### SET PROBLEM
Write out the listing below without alteration, omitting its pictures.

### STORED RECORDS
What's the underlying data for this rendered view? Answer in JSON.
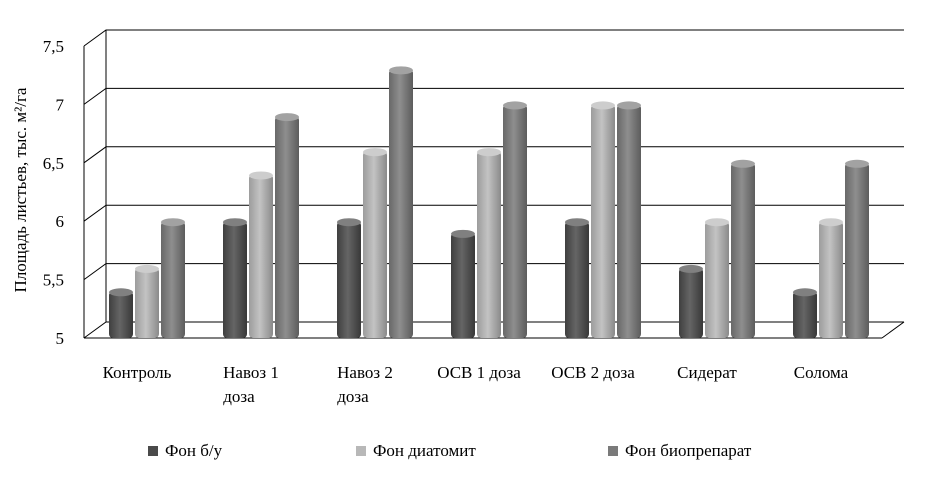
{
  "chart_data": {
    "type": "bar",
    "three_d": true,
    "ylabel": "Площадь листьев, тыс. м²/га",
    "ylim": [
      5,
      7.5
    ],
    "yticks": [
      5,
      5.5,
      6,
      6.5,
      7,
      7.5
    ],
    "ytick_labels": [
      "5",
      "5,5",
      "6",
      "6,5",
      "7",
      "7,5"
    ],
    "grid": true,
    "legend_position": "bottom",
    "categories": [
      [
        "Контроль"
      ],
      [
        "Навоз 1",
        "доза"
      ],
      [
        "Навоз 2",
        "доза"
      ],
      [
        "ОСВ 1 доза"
      ],
      [
        "ОСВ 2 доза"
      ],
      [
        "Сидерат"
      ],
      [
        "Солома"
      ]
    ],
    "series": [
      {
        "name": "Фон б/у",
        "color": "#4a4a4a",
        "values": [
          5.4,
          6.0,
          6.0,
          5.9,
          6.0,
          5.6,
          5.4
        ]
      },
      {
        "name": "Фон диатомит",
        "color": "#b8b8b8",
        "values": [
          5.6,
          6.4,
          6.6,
          6.6,
          7.0,
          6.0,
          6.0
        ]
      },
      {
        "name": "Фон биопрепарат",
        "color": "#7a7a7a",
        "values": [
          6.0,
          6.9,
          7.3,
          7.0,
          7.0,
          6.5,
          6.5
        ]
      }
    ]
  }
}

### EXERCISE OUTPUT
What's the underlying data for this rendered view? Answer in JSON.
{
  "chart_data": {
    "type": "bar",
    "three_d": true,
    "ylabel": "Площадь листьев, тыс. м²/га",
    "ylim": [
      5,
      7.5
    ],
    "yticks": [
      5,
      5.5,
      6,
      6.5,
      7,
      7.5
    ],
    "ytick_labels": [
      "5",
      "5,5",
      "6",
      "6,5",
      "7",
      "7,5"
    ],
    "grid": true,
    "legend_position": "bottom",
    "categories": [
      [
        "Контроль"
      ],
      [
        "Навоз 1",
        "доза"
      ],
      [
        "Навоз 2",
        "доза"
      ],
      [
        "ОСВ 1 доза"
      ],
      [
        "ОСВ 2 доза"
      ],
      [
        "Сидерат"
      ],
      [
        "Солома"
      ]
    ],
    "series": [
      {
        "name": "Фон б/у",
        "color": "#4a4a4a",
        "values": [
          5.4,
          6.0,
          6.0,
          5.9,
          6.0,
          5.6,
          5.4
        ]
      },
      {
        "name": "Фон диатомит",
        "color": "#b8b8b8",
        "values": [
          5.6,
          6.4,
          6.6,
          6.6,
          7.0,
          6.0,
          6.0
        ]
      },
      {
        "name": "Фон биопрепарат",
        "color": "#7a7a7a",
        "values": [
          6.0,
          6.9,
          7.3,
          7.0,
          7.0,
          6.5,
          6.5
        ]
      }
    ]
  }
}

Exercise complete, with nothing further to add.